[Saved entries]
■ ■ ■ ■ ■

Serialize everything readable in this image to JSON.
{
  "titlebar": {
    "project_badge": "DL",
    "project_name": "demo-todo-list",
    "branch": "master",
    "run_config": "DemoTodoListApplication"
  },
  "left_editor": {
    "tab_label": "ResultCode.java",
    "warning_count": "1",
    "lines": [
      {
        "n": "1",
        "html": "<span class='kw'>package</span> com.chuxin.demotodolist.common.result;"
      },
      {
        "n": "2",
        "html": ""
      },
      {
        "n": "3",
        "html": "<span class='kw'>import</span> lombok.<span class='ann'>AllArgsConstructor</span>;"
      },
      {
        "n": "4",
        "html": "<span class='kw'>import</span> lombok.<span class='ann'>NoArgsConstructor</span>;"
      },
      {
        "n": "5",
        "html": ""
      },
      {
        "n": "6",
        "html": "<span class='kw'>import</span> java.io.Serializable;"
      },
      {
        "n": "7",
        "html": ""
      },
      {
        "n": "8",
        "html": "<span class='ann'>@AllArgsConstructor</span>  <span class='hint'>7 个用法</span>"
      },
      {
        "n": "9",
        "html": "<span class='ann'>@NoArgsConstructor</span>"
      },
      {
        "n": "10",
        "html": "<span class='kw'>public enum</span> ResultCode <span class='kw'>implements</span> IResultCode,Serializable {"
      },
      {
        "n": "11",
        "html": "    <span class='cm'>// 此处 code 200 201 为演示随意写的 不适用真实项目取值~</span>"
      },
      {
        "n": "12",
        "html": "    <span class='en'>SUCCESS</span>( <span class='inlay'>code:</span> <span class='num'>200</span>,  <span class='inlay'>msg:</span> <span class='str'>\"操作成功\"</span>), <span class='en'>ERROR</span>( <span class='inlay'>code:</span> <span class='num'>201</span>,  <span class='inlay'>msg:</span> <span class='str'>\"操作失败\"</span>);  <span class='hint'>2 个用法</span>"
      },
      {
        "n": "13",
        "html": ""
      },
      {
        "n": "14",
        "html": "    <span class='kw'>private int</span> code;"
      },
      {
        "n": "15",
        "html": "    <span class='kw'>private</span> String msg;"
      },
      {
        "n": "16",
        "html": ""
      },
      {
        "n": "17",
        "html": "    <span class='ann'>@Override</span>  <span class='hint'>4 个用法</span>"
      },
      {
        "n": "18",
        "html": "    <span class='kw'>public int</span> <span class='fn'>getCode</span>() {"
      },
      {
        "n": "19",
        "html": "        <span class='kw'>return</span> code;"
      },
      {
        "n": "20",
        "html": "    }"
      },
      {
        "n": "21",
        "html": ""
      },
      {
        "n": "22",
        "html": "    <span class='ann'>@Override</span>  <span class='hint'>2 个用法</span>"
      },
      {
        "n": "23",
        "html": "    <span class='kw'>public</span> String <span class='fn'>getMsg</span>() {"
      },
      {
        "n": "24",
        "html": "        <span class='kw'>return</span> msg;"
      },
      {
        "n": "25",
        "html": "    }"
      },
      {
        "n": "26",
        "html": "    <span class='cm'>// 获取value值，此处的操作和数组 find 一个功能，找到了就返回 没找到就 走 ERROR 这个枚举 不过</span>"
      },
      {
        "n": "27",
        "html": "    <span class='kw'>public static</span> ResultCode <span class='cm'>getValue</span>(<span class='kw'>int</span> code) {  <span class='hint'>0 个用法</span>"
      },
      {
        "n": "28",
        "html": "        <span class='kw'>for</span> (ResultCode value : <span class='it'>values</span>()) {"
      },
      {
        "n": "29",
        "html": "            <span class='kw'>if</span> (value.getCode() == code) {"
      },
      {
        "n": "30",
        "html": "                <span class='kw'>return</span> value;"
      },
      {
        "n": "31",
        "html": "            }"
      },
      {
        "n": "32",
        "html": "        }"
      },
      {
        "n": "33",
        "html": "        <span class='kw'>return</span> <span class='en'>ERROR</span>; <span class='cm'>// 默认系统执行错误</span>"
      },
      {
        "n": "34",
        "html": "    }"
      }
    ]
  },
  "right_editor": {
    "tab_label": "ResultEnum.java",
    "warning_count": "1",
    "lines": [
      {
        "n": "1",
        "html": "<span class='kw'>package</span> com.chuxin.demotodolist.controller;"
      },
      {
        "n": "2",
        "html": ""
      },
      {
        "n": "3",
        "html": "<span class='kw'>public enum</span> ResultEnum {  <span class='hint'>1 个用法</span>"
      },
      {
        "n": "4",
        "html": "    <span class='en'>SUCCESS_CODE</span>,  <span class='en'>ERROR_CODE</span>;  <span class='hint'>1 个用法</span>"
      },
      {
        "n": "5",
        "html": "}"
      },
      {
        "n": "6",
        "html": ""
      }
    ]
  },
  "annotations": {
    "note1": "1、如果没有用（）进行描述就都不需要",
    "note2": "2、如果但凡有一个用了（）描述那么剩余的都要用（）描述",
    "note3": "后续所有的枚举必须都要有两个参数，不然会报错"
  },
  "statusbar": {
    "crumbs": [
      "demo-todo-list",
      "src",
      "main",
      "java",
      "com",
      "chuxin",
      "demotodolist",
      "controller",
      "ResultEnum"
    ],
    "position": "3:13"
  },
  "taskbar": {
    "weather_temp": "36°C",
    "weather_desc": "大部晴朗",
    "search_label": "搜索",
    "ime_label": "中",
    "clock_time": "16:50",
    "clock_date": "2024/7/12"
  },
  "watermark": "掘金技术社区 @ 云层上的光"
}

■ ■ ■ ■ ■

◆ WHAT TO WORK ON
Output the full listing without altering anything.

◆ FINAL ANSWER
Serialize everything readable in this image to JSON.
{
  "titlebar": {
    "project_badge": "DL",
    "project_name": "demo-todo-list",
    "branch": "master",
    "run_config": "DemoTodoListApplication"
  },
  "left_editor": {
    "tab_label": "ResultCode.java",
    "warning_count": "1",
    "lines": [
      {
        "n": "1",
        "html": "<span class='kw'>package</span> com.chuxin.demotodolist.common.result;"
      },
      {
        "n": "2",
        "html": ""
      },
      {
        "n": "3",
        "html": "<span class='kw'>import</span> lombok.<span class='ann'>AllArgsConstructor</span>;"
      },
      {
        "n": "4",
        "html": "<span class='kw'>import</span> lombok.<span class='ann'>NoArgsConstructor</span>;"
      },
      {
        "n": "5",
        "html": ""
      },
      {
        "n": "6",
        "html": "<span class='kw'>import</span> java.io.Serializable;"
      },
      {
        "n": "7",
        "html": ""
      },
      {
        "n": "8",
        "html": "<span class='ann'>@AllArgsConstructor</span>  <span class='hint'>7 个用法</span>"
      },
      {
        "n": "9",
        "html": "<span class='ann'>@NoArgsConstructor</span>"
      },
      {
        "n": "10",
        "html": "<span class='kw'>public enum</span> ResultCode <span class='kw'>implements</span> IResultCode,Serializable {"
      },
      {
        "n": "11",
        "html": "    <span class='cm'>// 此处 code 200 201 为演示随意写的 不适用真实项目取值~</span>"
      },
      {
        "n": "12",
        "html": "    <span class='en'>SUCCESS</span>( <span class='inlay'>code:</span> <span class='num'>200</span>,  <span class='inlay'>msg:</span> <span class='str'>\"操作成功\"</span>), <span class='en'>ERROR</span>( <span class='inlay'>code:</span> <span class='num'>201</span>,  <span class='inlay'>msg:</span> <span class='str'>\"操作失败\"</span>);  <span class='hint'>2 个用法</span>"
      },
      {
        "n": "13",
        "html": ""
      },
      {
        "n": "14",
        "html": "    <span class='kw'>private int</span> code;"
      },
      {
        "n": "15",
        "html": "    <span class='kw'>private</span> String msg;"
      },
      {
        "n": "16",
        "html": ""
      },
      {
        "n": "17",
        "html": "    <span class='ann'>@Override</span>  <span class='hint'>4 个用法</span>"
      },
      {
        "n": "18",
        "html": "    <span class='kw'>public int</span> <span class='fn'>getCode</span>() {"
      },
      {
        "n": "19",
        "html": "        <span class='kw'>return</span> code;"
      },
      {
        "n": "20",
        "html": "    }"
      },
      {
        "n": "21",
        "html": ""
      },
      {
        "n": "22",
        "html": "    <span class='ann'>@Override</span>  <span class='hint'>2 个用法</span>"
      },
      {
        "n": "23",
        "html": "    <span class='kw'>public</span> String <span class='fn'>getMsg</span>() {"
      },
      {
        "n": "24",
        "html": "        <span class='kw'>return</span> msg;"
      },
      {
        "n": "25",
        "html": "    }"
      },
      {
        "n": "26",
        "html": "    <span class='cm'>// 获取value值，此处的操作和数组 find 一个功能，找到了就返回 没找到就 走 ERROR 这个枚举 不过</span>"
      },
      {
        "n": "27",
        "html": "    <span class='kw'>public static</span> ResultCode <span class='cm'>getValue</span>(<span class='kw'>int</span> code) {  <span class='hint'>0 个用法</span>"
      },
      {
        "n": "28",
        "html": "        <span class='kw'>for</span> (ResultCode value : <span class='it'>values</span>()) {"
      },
      {
        "n": "29",
        "html": "            <span class='kw'>if</span> (value.getCode() == code) {"
      },
      {
        "n": "30",
        "html": "                <span class='kw'>return</span> value;"
      },
      {
        "n": "31",
        "html": "            }"
      },
      {
        "n": "32",
        "html": "        }"
      },
      {
        "n": "33",
        "html": "        <span class='kw'>return</span> <span class='en'>ERROR</span>; <span class='cm'>// 默认系统执行错误</span>"
      },
      {
        "n": "34",
        "html": "    }"
      }
    ]
  },
  "right_editor": {
    "tab_label": "ResultEnum.java",
    "warning_count": "1",
    "lines": [
      {
        "n": "1",
        "html": "<span class='kw'>package</span> com.chuxin.demotodolist.controller;"
      },
      {
        "n": "2",
        "html": ""
      },
      {
        "n": "3",
        "html": "<span class='kw'>public enum</span> ResultEnum {  <span class='hint'>1 个用法</span>"
      },
      {
        "n": "4",
        "html": "    <span class='en'>SUCCESS_CODE</span>,  <span class='en'>ERROR_CODE</span>;  <span class='hint'>1 个用法</span>"
      },
      {
        "n": "5",
        "html": "}"
      },
      {
        "n": "6",
        "html": ""
      }
    ]
  },
  "annotations": {
    "note1": "1、如果没有用（）进行描述就都不需要",
    "note2": "2、如果但凡有一个用了（）描述那么剩余的都要用（）描述",
    "note3": "后续所有的枚举必须都要有两个参数，不然会报错"
  },
  "statusbar": {
    "crumbs": [
      "demo-todo-list",
      "src",
      "main",
      "java",
      "com",
      "chuxin",
      "demotodolist",
      "controller",
      "ResultEnum"
    ],
    "position": "3:13"
  },
  "taskbar": {
    "weather_temp": "36°C",
    "weather_desc": "大部晴朗",
    "search_label": "搜索",
    "ime_label": "中",
    "clock_time": "16:50",
    "clock_date": "2024/7/12"
  },
  "watermark": "掘金技术社区 @ 云层上的光"
}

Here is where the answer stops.